**Exercise instructions:** Write out the records word for word, with no pictures.

------ Task input ------

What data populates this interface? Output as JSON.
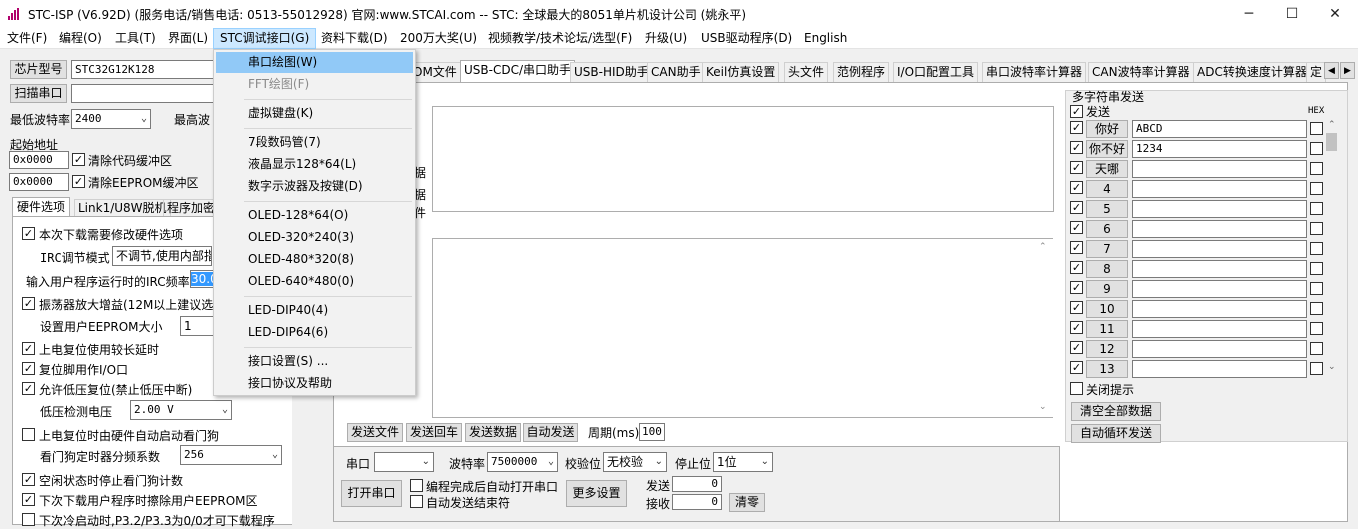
{
  "window": {
    "title": "STC-ISP (V6.92D) (服务电话/销售电话: 0513-55012928) 官网:www.STCAI.com  -- STC: 全球最大的8051单片机设计公司 (姚永平)",
    "controls": [
      "─",
      "☐",
      "✕"
    ]
  },
  "menubar": {
    "items": [
      "文件(F)",
      "编程(O)",
      "工具(T)",
      "界面(L)",
      "STC调试接口(G)",
      "资料下载(D)",
      "200万大奖(U)",
      "视频教学/技术论坛/选型(F)",
      "升级(U)",
      "USB驱动程序(D)",
      "English"
    ]
  },
  "dropdown": {
    "items": [
      "串口绘图(W)",
      "FFT绘图(F)",
      "虚拟键盘(K)",
      "7段数码管(7)",
      "液晶显示128*64(L)",
      "数字示波器及按键(D)",
      "OLED-128*64(O)",
      "OLED-320*240(3)",
      "OLED-480*320(8)",
      "OLED-640*480(0)",
      "LED-DIP40(4)",
      "LED-DIP64(6)",
      "接口设置(S) ...",
      "接口协议及帮助"
    ]
  },
  "left": {
    "chip_label": "芯片型号",
    "chip_value": "STC32G12K128",
    "scan_label": "扫描串口",
    "min_baud_label": "最低波特率",
    "min_baud_value": "2400",
    "max_baud_label": "最高波",
    "start_addr_label": "起始地址",
    "addr1": "0x0000",
    "clear_code": "清除代码缓冲区",
    "addr2": "0x0000",
    "clear_eeprom": "清除EEPROM缓冲区",
    "tabs": [
      "硬件选项",
      "Link1/U8W脱机",
      "程序加密"
    ],
    "opt_modify_hw": "本次下载需要修改硬件选项",
    "irc_mode_label": "IRC调节模式",
    "irc_mode_value": "不调节,使用内部指",
    "irc_freq_label": "输入用户程序运行时的IRC频率",
    "irc_freq_value": "30.0",
    "osc_gain": "振荡器放大增益(12M以上建议选择",
    "eeprom_size_label": "设置用户EEPROM大小",
    "eeprom_size_value": "1",
    "power_reset_delay": "上电复位使用较长延时",
    "reset_pin_io": "复位脚用作I/O口",
    "lvd_reset": "允许低压复位(禁止低压中断)",
    "lvd_voltage_label": "低压检测电压",
    "lvd_voltage_value": "2.00 V",
    "wdt_auto": "上电复位时由硬件自动启动看门狗",
    "wdt_div_label": "看门狗定时器分频系数",
    "wdt_div_value": "256",
    "idle_stop_wdt": "空闲状态时停止看门狗计数",
    "erase_eeprom": "下次下载用户程序时擦除用户EEPROM区",
    "next_boot": "下次冷启动时,P3.2/P3.3为0/0才可下载程序"
  },
  "tabs": [
    "OM文件",
    "USB-CDC/串口助手",
    "USB-HID助手",
    "CAN助手",
    "Keil仿真设置",
    "头文件",
    "范例程序",
    "I/O口配置工具",
    "串口波特率计算器",
    "CAN波特率计算器",
    "ADC转换速度计算器",
    "定"
  ],
  "serial": {
    "partial_labels": [
      "据",
      "据",
      "件"
    ],
    "send_file": "发送文件",
    "send_cr": "发送回车",
    "send_data": "发送数据",
    "auto_send": "自动发送",
    "period_label": "周期(ms)",
    "period_value": "100",
    "port_label": "串口",
    "baud_label": "波特率",
    "baud_value": "7500000",
    "parity_label": "校验位",
    "parity_value": "无校验",
    "stop_label": "停止位",
    "stop_value": "1位",
    "open_port": "打开串口",
    "auto_open": "编程完成后自动打开串口",
    "auto_send_end": "自动发送结束符",
    "more_settings": "更多设置",
    "send_label": "发送",
    "send_count": "0",
    "recv_label": "接收",
    "recv_count": "0",
    "clear": "清零"
  },
  "multi": {
    "title": "多字符串发送",
    "send_header": "发送",
    "hex_header": "HEX",
    "rows": [
      {
        "label": "你好",
        "value": "ABCD"
      },
      {
        "label": "你不好",
        "value": "1234"
      },
      {
        "label": "天哪",
        "value": ""
      },
      {
        "label": "4",
        "value": ""
      },
      {
        "label": "5",
        "value": ""
      },
      {
        "label": "6",
        "value": ""
      },
      {
        "label": "7",
        "value": ""
      },
      {
        "label": "8",
        "value": ""
      },
      {
        "label": "9",
        "value": ""
      },
      {
        "label": "10",
        "value": ""
      },
      {
        "label": "11",
        "value": ""
      },
      {
        "label": "12",
        "value": ""
      },
      {
        "label": "13",
        "value": ""
      }
    ],
    "close_tip": "关闭提示",
    "clear_all": "清空全部数据",
    "auto_loop": "自动循环发送"
  }
}
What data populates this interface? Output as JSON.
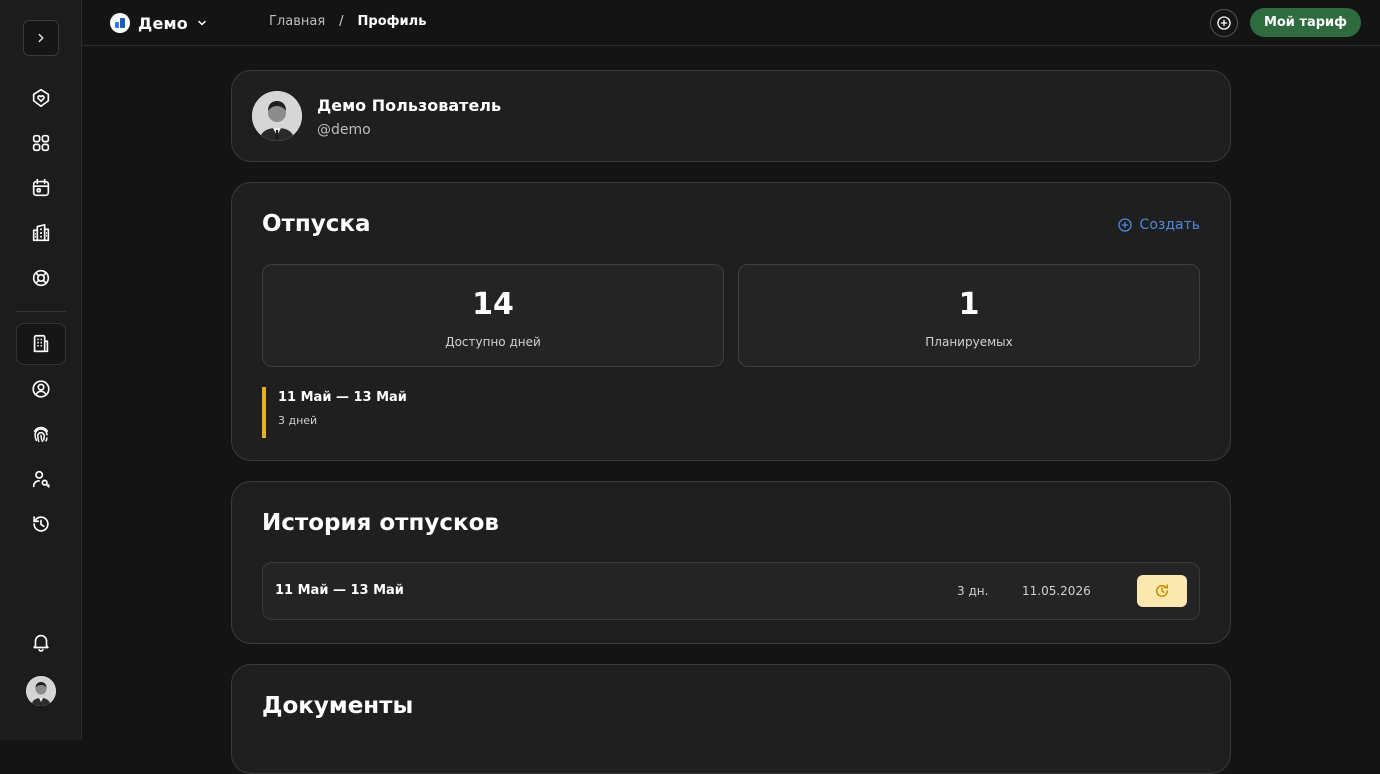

------

**Task response:**
What data populates this interface? Output as JSON.
{
  "window": {
    "title": "STC-ISP (V6.92D) (服务电话/销售电话: 0513-55012928) 官网:www.STCAI.com  -- STC: 全球最大的8051单片机设计公司 (姚永平)",
    "controls": [
      "─",
      "☐",
      "✕"
    ]
  },
  "menubar": {
    "items": [
      "文件(F)",
      "编程(O)",
      "工具(T)",
      "界面(L)",
      "STC调试接口(G)",
      "资料下载(D)",
      "200万大奖(U)",
      "视频教学/技术论坛/选型(F)",
      "升级(U)",
      "USB驱动程序(D)",
      "English"
    ]
  },
  "dropdown": {
    "items": [
      "串口绘图(W)",
      "FFT绘图(F)",
      "虚拟键盘(K)",
      "7段数码管(7)",
      "液晶显示128*64(L)",
      "数字示波器及按键(D)",
      "OLED-128*64(O)",
      "OLED-320*240(3)",
      "OLED-480*320(8)",
      "OLED-640*480(0)",
      "LED-DIP40(4)",
      "LED-DIP64(6)",
      "接口设置(S) ...",
      "接口协议及帮助"
    ]
  },
  "left": {
    "chip_label": "芯片型号",
    "chip_value": "STC32G12K128",
    "scan_label": "扫描串口",
    "min_baud_label": "最低波特率",
    "min_baud_value": "2400",
    "max_baud_label": "最高波",
    "start_addr_label": "起始地址",
    "addr1": "0x0000",
    "clear_code": "清除代码缓冲区",
    "addr2": "0x0000",
    "clear_eeprom": "清除EEPROM缓冲区",
    "tabs": [
      "硬件选项",
      "Link1/U8W脱机",
      "程序加密"
    ],
    "opt_modify_hw": "本次下载需要修改硬件选项",
    "irc_mode_label": "IRC调节模式",
    "irc_mode_value": "不调节,使用内部指",
    "irc_freq_label": "输入用户程序运行时的IRC频率",
    "irc_freq_value": "30.0",
    "osc_gain": "振荡器放大增益(12M以上建议选择",
    "eeprom_size_label": "设置用户EEPROM大小",
    "eeprom_size_value": "1",
    "power_reset_delay": "上电复位使用较长延时",
    "reset_pin_io": "复位脚用作I/O口",
    "lvd_reset": "允许低压复位(禁止低压中断)",
    "lvd_voltage_label": "低压检测电压",
    "lvd_voltage_value": "2.00 V",
    "wdt_auto": "上电复位时由硬件自动启动看门狗",
    "wdt_div_label": "看门狗定时器分频系数",
    "wdt_div_value": "256",
    "idle_stop_wdt": "空闲状态时停止看门狗计数",
    "erase_eeprom": "下次下载用户程序时擦除用户EEPROM区",
    "next_boot": "下次冷启动时,P3.2/P3.3为0/0才可下载程序"
  },
  "tabs": [
    "OM文件",
    "USB-CDC/串口助手",
    "USB-HID助手",
    "CAN助手",
    "Keil仿真设置",
    "头文件",
    "范例程序",
    "I/O口配置工具",
    "串口波特率计算器",
    "CAN波特率计算器",
    "ADC转换速度计算器",
    "定"
  ],
  "serial": {
    "partial_labels": [
      "据",
      "据",
      "件"
    ],
    "send_file": "发送文件",
    "send_cr": "发送回车",
    "send_data": "发送数据",
    "auto_send": "自动发送",
    "period_label": "周期(ms)",
    "period_value": "100",
    "port_label": "串口",
    "baud_label": "波特率",
    "baud_value": "7500000",
    "parity_label": "校验位",
    "parity_value": "无校验",
    "stop_label": "停止位",
    "stop_value": "1位",
    "open_port": "打开串口",
    "auto_open": "编程完成后自动打开串口",
    "auto_send_end": "自动发送结束符",
    "more_settings": "更多设置",
    "send_label": "发送",
    "send_count": "0",
    "recv_label": "接收",
    "recv_count": "0",
    "clear": "清零"
  },
  "multi": {
    "title": "多字符串发送",
    "send_header": "发送",
    "hex_header": "HEX",
    "rows": [
      {
        "label": "你好",
        "value": "ABCD"
      },
      {
        "label": "你不好",
        "value": "1234"
      },
      {
        "label": "天哪",
        "value": ""
      },
      {
        "label": "4",
        "value": ""
      },
      {
        "label": "5",
        "value": ""
      },
      {
        "label": "6",
        "value": ""
      },
      {
        "label": "7",
        "value": ""
      },
      {
        "label": "8",
        "value": ""
      },
      {
        "label": "9",
        "value": ""
      },
      {
        "label": "10",
        "value": ""
      },
      {
        "label": "11",
        "value": ""
      },
      {
        "label": "12",
        "value": ""
      },
      {
        "label": "13",
        "value": ""
      }
    ],
    "close_tip": "关闭提示",
    "clear_all": "清空全部数据",
    "auto_loop": "自动循环发送"
  }
}
What data populates this interface? Output as JSON.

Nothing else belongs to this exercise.